• **Short task**:
Reproduce the following listing line for line, without altering any character.
* Begin Raw data *
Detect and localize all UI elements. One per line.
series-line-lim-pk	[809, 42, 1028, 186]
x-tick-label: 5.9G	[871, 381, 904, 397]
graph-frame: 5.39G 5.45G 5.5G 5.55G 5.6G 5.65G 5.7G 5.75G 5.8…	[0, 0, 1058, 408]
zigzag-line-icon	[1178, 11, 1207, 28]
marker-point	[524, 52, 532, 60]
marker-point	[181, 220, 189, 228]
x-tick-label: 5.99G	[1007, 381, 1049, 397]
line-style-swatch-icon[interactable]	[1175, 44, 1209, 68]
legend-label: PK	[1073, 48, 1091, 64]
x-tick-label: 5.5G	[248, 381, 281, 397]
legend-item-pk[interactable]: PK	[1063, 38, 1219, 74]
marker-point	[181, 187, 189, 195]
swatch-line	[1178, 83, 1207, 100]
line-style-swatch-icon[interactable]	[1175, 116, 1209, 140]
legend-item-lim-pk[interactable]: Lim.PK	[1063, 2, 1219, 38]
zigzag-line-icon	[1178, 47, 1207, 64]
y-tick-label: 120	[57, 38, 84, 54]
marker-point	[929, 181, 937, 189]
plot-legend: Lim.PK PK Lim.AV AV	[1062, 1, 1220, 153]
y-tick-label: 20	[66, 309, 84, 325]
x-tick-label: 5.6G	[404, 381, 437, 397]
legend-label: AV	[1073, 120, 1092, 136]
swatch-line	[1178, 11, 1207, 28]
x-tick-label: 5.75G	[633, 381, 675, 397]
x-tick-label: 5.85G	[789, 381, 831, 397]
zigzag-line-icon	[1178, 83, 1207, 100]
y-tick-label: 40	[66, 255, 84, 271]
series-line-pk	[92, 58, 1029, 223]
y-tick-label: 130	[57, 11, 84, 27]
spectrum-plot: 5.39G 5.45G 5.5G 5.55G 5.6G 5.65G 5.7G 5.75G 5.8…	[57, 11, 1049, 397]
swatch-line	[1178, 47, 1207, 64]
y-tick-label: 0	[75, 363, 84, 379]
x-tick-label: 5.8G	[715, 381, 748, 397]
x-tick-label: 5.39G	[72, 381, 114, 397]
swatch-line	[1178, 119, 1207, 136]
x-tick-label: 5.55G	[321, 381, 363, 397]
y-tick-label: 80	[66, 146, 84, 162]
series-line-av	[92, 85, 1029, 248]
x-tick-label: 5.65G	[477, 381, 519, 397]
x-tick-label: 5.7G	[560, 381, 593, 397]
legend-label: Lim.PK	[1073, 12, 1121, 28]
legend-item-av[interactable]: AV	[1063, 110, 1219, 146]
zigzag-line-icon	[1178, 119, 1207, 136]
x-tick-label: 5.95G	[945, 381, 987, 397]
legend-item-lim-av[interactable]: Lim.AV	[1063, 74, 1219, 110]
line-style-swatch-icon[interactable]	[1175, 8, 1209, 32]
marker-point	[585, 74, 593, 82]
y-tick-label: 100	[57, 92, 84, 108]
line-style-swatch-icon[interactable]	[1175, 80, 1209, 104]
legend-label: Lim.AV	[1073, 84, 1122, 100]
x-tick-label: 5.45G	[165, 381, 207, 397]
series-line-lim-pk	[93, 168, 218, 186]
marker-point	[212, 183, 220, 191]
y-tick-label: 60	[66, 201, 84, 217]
* End Raw data *
• **Answer to this task**:
Detect and localize all UI elements. One per line.
series-line-lim-pk	[809, 42, 1028, 186]
x-tick-label: 5.9G	[871, 381, 904, 397]
graph-frame: 5.39G 5.45G 5.5G 5.55G 5.6G 5.65G 5.7G 5.75G 5.8…	[0, 0, 1058, 408]
zigzag-line-icon	[1178, 11, 1207, 28]
marker-point	[524, 52, 532, 60]
marker-point	[181, 220, 189, 228]
x-tick-label: 5.99G	[1007, 381, 1049, 397]
line-style-swatch-icon[interactable]	[1175, 44, 1209, 68]
legend-label: PK	[1073, 48, 1091, 64]
x-tick-label: 5.5G	[248, 381, 281, 397]
legend-item-pk[interactable]: PK	[1063, 38, 1219, 74]
marker-point	[181, 187, 189, 195]
swatch-line	[1178, 83, 1207, 100]
line-style-swatch-icon[interactable]	[1175, 116, 1209, 140]
legend-item-lim-pk[interactable]: Lim.PK	[1063, 2, 1219, 38]
zigzag-line-icon	[1178, 47, 1207, 64]
y-tick-label: 120	[57, 38, 84, 54]
marker-point	[929, 181, 937, 189]
plot-legend: Lim.PK PK Lim.AV AV	[1062, 1, 1220, 153]
y-tick-label: 20	[66, 309, 84, 325]
x-tick-label: 5.6G	[404, 381, 437, 397]
legend-label: AV	[1073, 120, 1092, 136]
swatch-line	[1178, 11, 1207, 28]
x-tick-label: 5.75G	[633, 381, 675, 397]
x-tick-label: 5.85G	[789, 381, 831, 397]
zigzag-line-icon	[1178, 83, 1207, 100]
y-tick-label: 40	[66, 255, 84, 271]
series-line-pk	[92, 58, 1029, 223]
y-tick-label: 130	[57, 11, 84, 27]
spectrum-plot: 5.39G 5.45G 5.5G 5.55G 5.6G 5.65G 5.7G 5.75G 5.8…	[57, 11, 1049, 397]
swatch-line	[1178, 47, 1207, 64]
y-tick-label: 0	[75, 363, 84, 379]
x-tick-label: 5.8G	[715, 381, 748, 397]
x-tick-label: 5.39G	[72, 381, 114, 397]
swatch-line	[1178, 119, 1207, 136]
x-tick-label: 5.55G	[321, 381, 363, 397]
y-tick-label: 80	[66, 146, 84, 162]
series-line-av	[92, 85, 1029, 248]
x-tick-label: 5.65G	[477, 381, 519, 397]
x-tick-label: 5.7G	[560, 381, 593, 397]
legend-label: Lim.PK	[1073, 12, 1121, 28]
legend-item-av[interactable]: AV	[1063, 110, 1219, 146]
zigzag-line-icon	[1178, 119, 1207, 136]
x-tick-label: 5.95G	[945, 381, 987, 397]
legend-item-lim-av[interactable]: Lim.AV	[1063, 74, 1219, 110]
line-style-swatch-icon[interactable]	[1175, 8, 1209, 32]
marker-point	[585, 74, 593, 82]
y-tick-label: 100	[57, 92, 84, 108]
line-style-swatch-icon[interactable]	[1175, 80, 1209, 104]
legend-label: Lim.AV	[1073, 84, 1122, 100]
x-tick-label: 5.45G	[165, 381, 207, 397]
series-line-lim-pk	[93, 168, 218, 186]
marker-point	[212, 183, 220, 191]
y-tick-label: 60	[66, 201, 84, 217]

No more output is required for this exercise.